> **REQUEST**:
Return every line of the material exactly.

> **RECORDED INFORMATION**:
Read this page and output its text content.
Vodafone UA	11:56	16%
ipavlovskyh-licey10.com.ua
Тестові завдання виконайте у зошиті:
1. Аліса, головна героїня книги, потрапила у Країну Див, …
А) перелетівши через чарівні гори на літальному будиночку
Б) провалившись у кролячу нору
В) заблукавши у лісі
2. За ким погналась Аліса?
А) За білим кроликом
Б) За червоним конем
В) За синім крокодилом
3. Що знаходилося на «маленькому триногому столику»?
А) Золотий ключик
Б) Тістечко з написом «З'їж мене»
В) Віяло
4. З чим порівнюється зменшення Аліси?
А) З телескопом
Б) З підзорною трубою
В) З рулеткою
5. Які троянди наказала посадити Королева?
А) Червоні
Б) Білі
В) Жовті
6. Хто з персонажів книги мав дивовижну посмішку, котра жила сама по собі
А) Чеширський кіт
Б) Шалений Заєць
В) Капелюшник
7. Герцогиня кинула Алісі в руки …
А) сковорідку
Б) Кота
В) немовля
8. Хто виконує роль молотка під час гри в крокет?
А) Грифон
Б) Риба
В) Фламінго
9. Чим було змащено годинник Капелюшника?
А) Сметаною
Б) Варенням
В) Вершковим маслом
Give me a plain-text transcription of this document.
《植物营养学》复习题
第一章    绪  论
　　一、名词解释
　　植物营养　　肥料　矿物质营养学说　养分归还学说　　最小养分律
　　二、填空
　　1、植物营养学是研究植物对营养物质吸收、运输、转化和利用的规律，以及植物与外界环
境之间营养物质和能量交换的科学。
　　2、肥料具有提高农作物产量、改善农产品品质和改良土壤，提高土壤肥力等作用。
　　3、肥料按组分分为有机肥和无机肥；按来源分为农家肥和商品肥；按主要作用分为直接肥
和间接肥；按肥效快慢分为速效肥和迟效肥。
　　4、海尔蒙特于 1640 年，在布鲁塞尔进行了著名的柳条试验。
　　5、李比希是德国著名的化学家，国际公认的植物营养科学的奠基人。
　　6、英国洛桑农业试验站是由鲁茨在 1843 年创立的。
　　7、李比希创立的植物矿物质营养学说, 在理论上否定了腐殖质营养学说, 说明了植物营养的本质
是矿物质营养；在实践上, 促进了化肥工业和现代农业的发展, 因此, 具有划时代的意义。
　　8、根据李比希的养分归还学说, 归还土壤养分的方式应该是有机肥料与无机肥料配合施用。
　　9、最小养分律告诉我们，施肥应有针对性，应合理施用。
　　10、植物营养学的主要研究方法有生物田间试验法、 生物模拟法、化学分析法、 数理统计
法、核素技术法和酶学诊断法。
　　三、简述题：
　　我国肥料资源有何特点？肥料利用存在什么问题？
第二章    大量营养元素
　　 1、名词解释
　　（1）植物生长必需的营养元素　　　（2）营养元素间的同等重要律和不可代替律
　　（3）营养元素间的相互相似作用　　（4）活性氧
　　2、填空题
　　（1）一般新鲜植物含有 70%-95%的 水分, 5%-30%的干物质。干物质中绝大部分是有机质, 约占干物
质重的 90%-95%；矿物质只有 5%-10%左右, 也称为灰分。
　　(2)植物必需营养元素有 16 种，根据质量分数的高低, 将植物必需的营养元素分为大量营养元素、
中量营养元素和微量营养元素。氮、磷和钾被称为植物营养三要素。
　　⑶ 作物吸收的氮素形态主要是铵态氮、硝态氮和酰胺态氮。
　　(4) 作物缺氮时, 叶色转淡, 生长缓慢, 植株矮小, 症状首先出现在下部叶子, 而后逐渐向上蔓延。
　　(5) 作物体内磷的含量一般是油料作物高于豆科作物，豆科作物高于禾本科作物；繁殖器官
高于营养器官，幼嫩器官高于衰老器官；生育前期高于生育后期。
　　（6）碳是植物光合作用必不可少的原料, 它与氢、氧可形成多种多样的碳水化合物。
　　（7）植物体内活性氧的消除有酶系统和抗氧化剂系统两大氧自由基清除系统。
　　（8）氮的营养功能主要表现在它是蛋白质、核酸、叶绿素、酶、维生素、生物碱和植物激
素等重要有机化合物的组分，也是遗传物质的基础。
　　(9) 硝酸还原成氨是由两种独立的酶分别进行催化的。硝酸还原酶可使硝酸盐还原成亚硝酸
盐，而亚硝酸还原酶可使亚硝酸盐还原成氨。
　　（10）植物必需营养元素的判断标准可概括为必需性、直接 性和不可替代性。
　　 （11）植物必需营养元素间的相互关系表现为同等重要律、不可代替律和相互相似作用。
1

> **TASK SOLUTION**:
Read this page and output its text content.
Vodafone UA	11:56	16%
ipavlovskyh-licey10.com.ua
Тестові завдання виконайте у зошиті:
1. Аліса, головна героїня книги, потрапила у Країну Див, …
А) перелетівши через чарівні гори на літальному будиночку
Б) провалившись у кролячу нору
В) заблукавши у лісі
2. За ким погналась Аліса?
А) За білим кроликом
Б) За червоним конем
В) За синім крокодилом
3. Що знаходилося на «маленькому триногому столику»?
А) Золотий ключик
Б) Тістечко з написом «З'їж мене»
В) Віяло
4. З чим порівнюється зменшення Аліси?
А) З телескопом
Б) З підзорною трубою
В) З рулеткою
5. Які троянди наказала посадити Королева?
А) Червоні
Б) Білі
В) Жовті
6. Хто з персонажів книги мав дивовижну посмішку, котра жила сама по собі
А) Чеширський кіт
Б) Шалений Заєць
В) Капелюшник
7. Герцогиня кинула Алісі в руки …
А) сковорідку
Б) Кота
В) немовля
8. Хто виконує роль молотка під час гри в крокет?
А) Грифон
Б) Риба
В) Фламінго
9. Чим було змащено годинник Капелюшника?
А) Сметаною
Б) Варенням
В) Вершковим маслом
Give me a plain-text transcription of this document.
《植物营养学》复习题
第一章    绪  论
　　一、名词解释
　　植物营养　　肥料　矿物质营养学说　养分归还学说　　最小养分律
　　二、填空
　　1、植物营养学是研究植物对营养物质吸收、运输、转化和利用的规律，以及植物与外界环
境之间营养物质和能量交换的科学。
　　2、肥料具有提高农作物产量、改善农产品品质和改良土壤，提高土壤肥力等作用。
　　3、肥料按组分分为有机肥和无机肥；按来源分为农家肥和商品肥；按主要作用分为直接肥
和间接肥；按肥效快慢分为速效肥和迟效肥。
　　4、海尔蒙特于 1640 年，在布鲁塞尔进行了著名的柳条试验。
　　5、李比希是德国著名的化学家，国际公认的植物营养科学的奠基人。
　　6、英国洛桑农业试验站是由鲁茨在 1843 年创立的。
　　7、李比希创立的植物矿物质营养学说, 在理论上否定了腐殖质营养学说, 说明了植物营养的本质
是矿物质营养；在实践上, 促进了化肥工业和现代农业的发展, 因此, 具有划时代的意义。
　　8、根据李比希的养分归还学说, 归还土壤养分的方式应该是有机肥料与无机肥料配合施用。
　　9、最小养分律告诉我们，施肥应有针对性，应合理施用。
　　10、植物营养学的主要研究方法有生物田间试验法、 生物模拟法、化学分析法、 数理统计
法、核素技术法和酶学诊断法。
　　三、简述题：
　　我国肥料资源有何特点？肥料利用存在什么问题？
第二章    大量营养元素
　　 1、名词解释
　　（1）植物生长必需的营养元素　　　（2）营养元素间的同等重要律和不可代替律
　　（3）营养元素间的相互相似作用　　（4）活性氧
　　2、填空题
　　（1）一般新鲜植物含有 70%-95%的 水分, 5%-30%的干物质。干物质中绝大部分是有机质, 约占干物
质重的 90%-95%；矿物质只有 5%-10%左右, 也称为灰分。
　　(2)植物必需营养元素有 16 种，根据质量分数的高低, 将植物必需的营养元素分为大量营养元素、
中量营养元素和微量营养元素。氮、磷和钾被称为植物营养三要素。
　　⑶ 作物吸收的氮素形态主要是铵态氮、硝态氮和酰胺态氮。
　　(4) 作物缺氮时, 叶色转淡, 生长缓慢, 植株矮小, 症状首先出现在下部叶子, 而后逐渐向上蔓延。
　　(5) 作物体内磷的含量一般是油料作物高于豆科作物，豆科作物高于禾本科作物；繁殖器官
高于营养器官，幼嫩器官高于衰老器官；生育前期高于生育后期。
　　（6）碳是植物光合作用必不可少的原料, 它与氢、氧可形成多种多样的碳水化合物。
　　（7）植物体内活性氧的消除有酶系统和抗氧化剂系统两大氧自由基清除系统。
　　（8）氮的营养功能主要表现在它是蛋白质、核酸、叶绿素、酶、维生素、生物碱和植物激
素等重要有机化合物的组分，也是遗传物质的基础。
　　(9) 硝酸还原成氨是由两种独立的酶分别进行催化的。硝酸还原酶可使硝酸盐还原成亚硝酸
盐，而亚硝酸还原酶可使亚硝酸盐还原成氨。
　　（10）植物必需营养元素的判断标准可概括为必需性、直接 性和不可替代性。
　　 （11）植物必需营养元素间的相互关系表现为同等重要律、不可代替律和相互相似作用。
1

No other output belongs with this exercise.